WRITTEN TASK:
Search the material and gather each line with "Parameters" in it.

MATERIAL:
-- Start --
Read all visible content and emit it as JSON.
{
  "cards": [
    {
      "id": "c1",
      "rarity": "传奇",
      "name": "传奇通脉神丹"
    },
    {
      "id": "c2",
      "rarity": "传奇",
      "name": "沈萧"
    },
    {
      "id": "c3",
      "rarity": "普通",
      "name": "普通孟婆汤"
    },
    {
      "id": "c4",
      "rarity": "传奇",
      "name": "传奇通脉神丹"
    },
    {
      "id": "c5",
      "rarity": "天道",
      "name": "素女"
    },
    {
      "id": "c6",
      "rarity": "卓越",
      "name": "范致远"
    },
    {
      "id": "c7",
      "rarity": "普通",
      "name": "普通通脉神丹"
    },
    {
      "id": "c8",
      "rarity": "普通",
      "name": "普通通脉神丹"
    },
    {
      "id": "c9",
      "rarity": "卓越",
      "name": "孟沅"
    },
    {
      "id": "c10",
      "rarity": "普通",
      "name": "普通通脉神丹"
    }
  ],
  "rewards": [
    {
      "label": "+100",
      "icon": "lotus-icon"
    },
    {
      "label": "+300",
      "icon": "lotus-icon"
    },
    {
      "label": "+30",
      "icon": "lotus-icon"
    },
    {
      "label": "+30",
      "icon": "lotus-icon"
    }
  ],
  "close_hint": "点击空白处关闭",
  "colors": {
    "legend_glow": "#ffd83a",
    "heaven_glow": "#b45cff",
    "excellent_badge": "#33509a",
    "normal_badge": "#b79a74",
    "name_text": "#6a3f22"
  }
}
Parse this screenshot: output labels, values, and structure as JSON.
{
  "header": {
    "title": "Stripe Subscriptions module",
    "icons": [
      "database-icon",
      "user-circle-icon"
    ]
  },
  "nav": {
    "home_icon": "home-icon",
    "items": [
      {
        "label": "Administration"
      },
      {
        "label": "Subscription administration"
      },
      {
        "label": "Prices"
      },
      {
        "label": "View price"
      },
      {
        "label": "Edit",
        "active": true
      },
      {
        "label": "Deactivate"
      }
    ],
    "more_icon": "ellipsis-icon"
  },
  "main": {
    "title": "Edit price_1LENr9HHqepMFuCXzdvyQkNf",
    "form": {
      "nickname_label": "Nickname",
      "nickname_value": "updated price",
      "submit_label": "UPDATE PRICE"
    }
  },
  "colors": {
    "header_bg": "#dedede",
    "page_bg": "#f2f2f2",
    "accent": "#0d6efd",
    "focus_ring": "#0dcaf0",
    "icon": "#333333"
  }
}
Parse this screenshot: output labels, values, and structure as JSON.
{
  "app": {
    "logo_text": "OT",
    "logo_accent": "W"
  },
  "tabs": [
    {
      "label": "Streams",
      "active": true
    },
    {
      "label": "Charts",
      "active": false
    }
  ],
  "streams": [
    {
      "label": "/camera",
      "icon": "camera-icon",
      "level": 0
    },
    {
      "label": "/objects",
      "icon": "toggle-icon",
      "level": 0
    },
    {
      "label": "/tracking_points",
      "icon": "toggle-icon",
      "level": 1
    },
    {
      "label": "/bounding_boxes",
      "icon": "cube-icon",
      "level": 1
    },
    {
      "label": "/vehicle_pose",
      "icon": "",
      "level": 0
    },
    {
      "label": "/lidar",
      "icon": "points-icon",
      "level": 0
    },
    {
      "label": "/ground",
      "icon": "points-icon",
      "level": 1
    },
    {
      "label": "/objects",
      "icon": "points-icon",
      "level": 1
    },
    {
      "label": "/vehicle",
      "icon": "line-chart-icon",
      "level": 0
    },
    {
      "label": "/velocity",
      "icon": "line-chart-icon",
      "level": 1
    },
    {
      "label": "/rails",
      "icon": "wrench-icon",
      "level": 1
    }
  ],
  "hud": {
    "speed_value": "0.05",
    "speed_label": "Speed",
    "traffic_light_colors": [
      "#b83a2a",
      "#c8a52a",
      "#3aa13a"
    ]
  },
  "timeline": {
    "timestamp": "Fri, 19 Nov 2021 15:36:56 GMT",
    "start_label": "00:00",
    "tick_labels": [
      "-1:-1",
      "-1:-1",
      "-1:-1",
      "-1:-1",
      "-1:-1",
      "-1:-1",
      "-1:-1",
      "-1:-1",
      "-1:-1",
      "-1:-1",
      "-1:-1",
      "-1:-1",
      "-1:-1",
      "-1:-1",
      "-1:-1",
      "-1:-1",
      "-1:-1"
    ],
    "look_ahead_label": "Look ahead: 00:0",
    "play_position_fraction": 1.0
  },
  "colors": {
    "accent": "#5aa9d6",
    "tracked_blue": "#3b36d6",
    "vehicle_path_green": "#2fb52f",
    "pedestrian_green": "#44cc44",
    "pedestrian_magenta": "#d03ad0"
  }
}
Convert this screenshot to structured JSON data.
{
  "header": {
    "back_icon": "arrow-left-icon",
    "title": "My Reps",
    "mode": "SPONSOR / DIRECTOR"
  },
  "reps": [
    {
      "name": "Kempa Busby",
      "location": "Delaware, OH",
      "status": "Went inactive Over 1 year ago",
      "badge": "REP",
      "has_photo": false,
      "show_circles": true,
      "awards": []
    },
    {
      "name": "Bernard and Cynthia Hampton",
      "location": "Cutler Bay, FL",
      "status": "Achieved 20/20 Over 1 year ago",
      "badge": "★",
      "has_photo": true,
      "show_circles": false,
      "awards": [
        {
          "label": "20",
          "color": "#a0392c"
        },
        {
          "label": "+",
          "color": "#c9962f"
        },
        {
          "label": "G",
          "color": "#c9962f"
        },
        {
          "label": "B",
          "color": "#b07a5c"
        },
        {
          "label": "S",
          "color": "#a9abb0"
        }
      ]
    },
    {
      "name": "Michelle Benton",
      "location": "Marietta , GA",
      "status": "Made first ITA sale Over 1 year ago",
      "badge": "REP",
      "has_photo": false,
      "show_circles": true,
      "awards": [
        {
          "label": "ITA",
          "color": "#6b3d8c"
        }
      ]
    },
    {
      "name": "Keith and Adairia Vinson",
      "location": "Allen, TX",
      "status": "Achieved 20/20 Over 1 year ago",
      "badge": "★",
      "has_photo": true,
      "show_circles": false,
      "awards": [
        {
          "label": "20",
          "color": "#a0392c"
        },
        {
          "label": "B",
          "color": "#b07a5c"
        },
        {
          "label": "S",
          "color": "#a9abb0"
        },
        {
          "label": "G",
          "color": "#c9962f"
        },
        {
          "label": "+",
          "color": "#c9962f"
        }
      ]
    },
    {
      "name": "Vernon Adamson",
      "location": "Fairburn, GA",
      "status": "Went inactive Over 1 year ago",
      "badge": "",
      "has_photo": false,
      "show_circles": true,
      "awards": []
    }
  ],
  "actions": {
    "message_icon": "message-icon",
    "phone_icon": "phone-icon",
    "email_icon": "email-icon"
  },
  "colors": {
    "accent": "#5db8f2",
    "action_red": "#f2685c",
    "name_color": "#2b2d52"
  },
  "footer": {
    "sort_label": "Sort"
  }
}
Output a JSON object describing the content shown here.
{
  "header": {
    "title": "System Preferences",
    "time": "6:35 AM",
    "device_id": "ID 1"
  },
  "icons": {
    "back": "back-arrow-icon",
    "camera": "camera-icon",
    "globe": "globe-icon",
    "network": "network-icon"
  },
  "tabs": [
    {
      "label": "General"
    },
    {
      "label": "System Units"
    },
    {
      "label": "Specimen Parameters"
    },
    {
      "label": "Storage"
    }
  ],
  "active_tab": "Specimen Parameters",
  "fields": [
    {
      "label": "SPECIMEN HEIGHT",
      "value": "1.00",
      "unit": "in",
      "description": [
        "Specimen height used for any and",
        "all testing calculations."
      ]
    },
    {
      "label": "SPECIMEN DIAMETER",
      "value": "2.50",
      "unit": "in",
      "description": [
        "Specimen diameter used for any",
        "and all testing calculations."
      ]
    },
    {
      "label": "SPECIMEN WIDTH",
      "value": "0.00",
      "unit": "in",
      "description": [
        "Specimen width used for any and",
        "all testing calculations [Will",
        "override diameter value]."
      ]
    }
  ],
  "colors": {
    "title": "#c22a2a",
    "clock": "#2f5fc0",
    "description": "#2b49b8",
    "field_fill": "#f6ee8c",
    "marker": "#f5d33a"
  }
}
-- End --
ANSWER TO THIS TASK:
      "label": "Specimen Parameters"
  "active_tab": "Specimen Parameters",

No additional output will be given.